Reproduce every line of the following material verbatim, omitting the pictures from your answer.
----------
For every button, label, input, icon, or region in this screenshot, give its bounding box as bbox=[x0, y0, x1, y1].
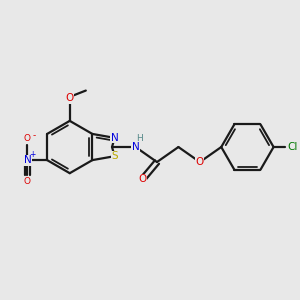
Text: S: S bbox=[111, 151, 118, 161]
Text: +: + bbox=[30, 150, 36, 159]
Text: O: O bbox=[66, 94, 74, 103]
Text: O: O bbox=[196, 157, 204, 167]
Text: H: H bbox=[136, 134, 143, 142]
Text: -: - bbox=[32, 131, 36, 140]
Text: N: N bbox=[24, 155, 32, 165]
Text: N: N bbox=[111, 133, 119, 143]
Text: Cl: Cl bbox=[287, 142, 298, 152]
Text: O: O bbox=[24, 134, 31, 143]
Text: N: N bbox=[132, 142, 140, 152]
Text: O: O bbox=[139, 174, 147, 184]
Text: O: O bbox=[24, 177, 31, 186]
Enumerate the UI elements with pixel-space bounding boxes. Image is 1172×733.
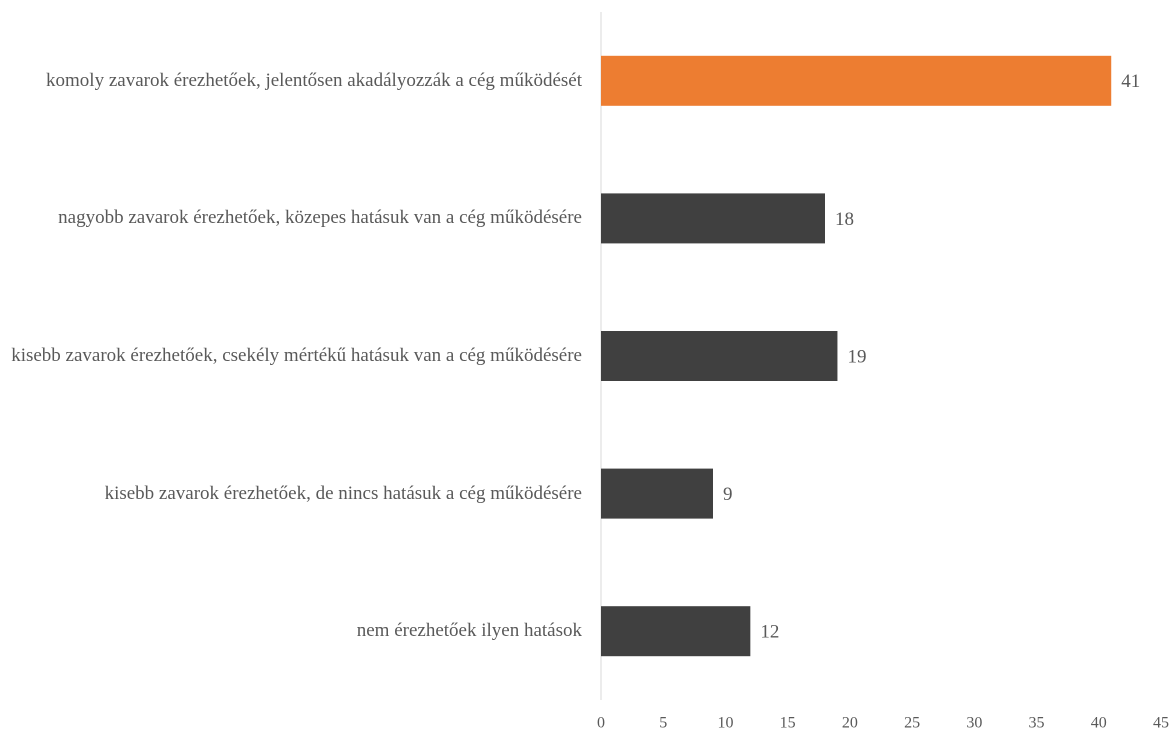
bar — [601, 468, 713, 519]
category-label: kisebb zavarok érezhetőek, de nincs hatá… — [104, 482, 582, 504]
bar — [601, 606, 751, 657]
x-tick-label: 35 — [1029, 715, 1045, 732]
x-tick-label: 0 — [597, 715, 605, 732]
category-label: nagyobb zavarok érezhetőek, közepes hatá… — [58, 207, 582, 229]
x-tick-label: 30 — [966, 715, 982, 732]
value-label: 41 — [1121, 71, 1140, 92]
value-label: 19 — [847, 346, 866, 367]
x-tick-label: 15 — [780, 715, 796, 732]
x-tick-label: 5 — [659, 715, 667, 732]
x-tick-label: 20 — [842, 715, 858, 732]
x-tick-label: 25 — [904, 715, 920, 732]
value-label: 9 — [723, 484, 733, 505]
value-label: 18 — [835, 209, 854, 230]
bar — [601, 193, 825, 244]
bar — [601, 55, 1112, 106]
category-label: kisebb zavarok érezhetőek, csekély mérté… — [11, 345, 582, 366]
bar — [601, 331, 838, 381]
x-tick-label: 10 — [717, 715, 733, 732]
x-tick-label: 40 — [1091, 715, 1107, 732]
category-label: nem érezhetőek ilyen hatások — [356, 620, 582, 642]
category-label: komoly zavarok érezhetőek, jelentősen ak… — [46, 69, 582, 91]
value-label: 12 — [760, 622, 779, 643]
x-tick-label: 45 — [1153, 715, 1169, 732]
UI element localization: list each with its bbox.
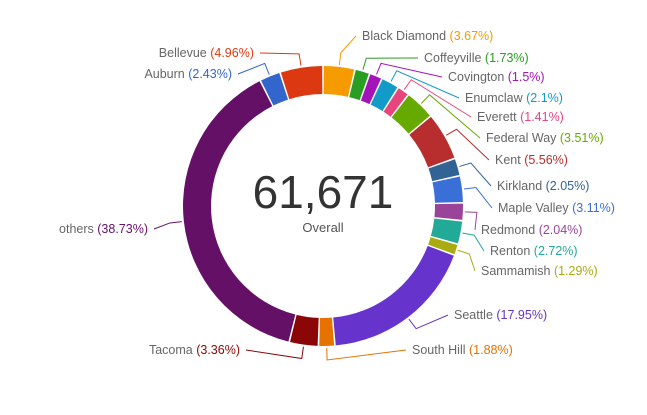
----------
◆ **Complete response**
For every button, label, input, icon, or region in this screenshot, give its bounding box as bbox=[x0, y0, x1, y1].
Text: S: S bbox=[111, 151, 118, 161]
Text: +: + bbox=[30, 150, 36, 159]
Text: O: O bbox=[66, 94, 74, 103]
Text: O: O bbox=[196, 157, 204, 167]
Text: H: H bbox=[136, 134, 143, 142]
Text: -: - bbox=[32, 131, 36, 140]
Text: N: N bbox=[24, 155, 32, 165]
Text: N: N bbox=[111, 133, 119, 143]
Text: Cl: Cl bbox=[287, 142, 298, 152]
Text: O: O bbox=[24, 134, 31, 143]
Text: N: N bbox=[132, 142, 140, 152]
Text: O: O bbox=[139, 174, 147, 184]
Text: O: O bbox=[24, 177, 31, 186]
Enumerate the UI elements with pixel-space bounding boxes. Image is 1172×733.
bar — [601, 468, 713, 519]
category-label: kisebb zavarok érezhetőek, de nincs hatá… — [104, 482, 582, 504]
bar — [601, 606, 751, 657]
x-tick-label: 35 — [1029, 715, 1045, 732]
x-tick-label: 0 — [597, 715, 605, 732]
category-label: nagyobb zavarok érezhetőek, közepes hatá… — [58, 207, 582, 229]
x-tick-label: 30 — [966, 715, 982, 732]
value-label: 41 — [1121, 71, 1140, 92]
value-label: 19 — [847, 346, 866, 367]
x-tick-label: 15 — [780, 715, 796, 732]
x-tick-label: 5 — [659, 715, 667, 732]
x-tick-label: 20 — [842, 715, 858, 732]
x-tick-label: 25 — [904, 715, 920, 732]
value-label: 9 — [723, 484, 733, 505]
value-label: 18 — [835, 209, 854, 230]
bar — [601, 193, 825, 244]
bar — [601, 55, 1112, 106]
category-label: kisebb zavarok érezhetőek, csekély mérté… — [11, 345, 582, 366]
bar — [601, 331, 838, 381]
x-tick-label: 10 — [717, 715, 733, 732]
x-tick-label: 40 — [1091, 715, 1107, 732]
category-label: nem érezhetőek ilyen hatások — [356, 620, 582, 642]
category-label: komoly zavarok érezhetőek, jelentősen ak… — [46, 69, 582, 91]
value-label: 12 — [760, 622, 779, 643]
x-tick-label: 45 — [1153, 715, 1169, 732]
UI element localization: list each with its bbox.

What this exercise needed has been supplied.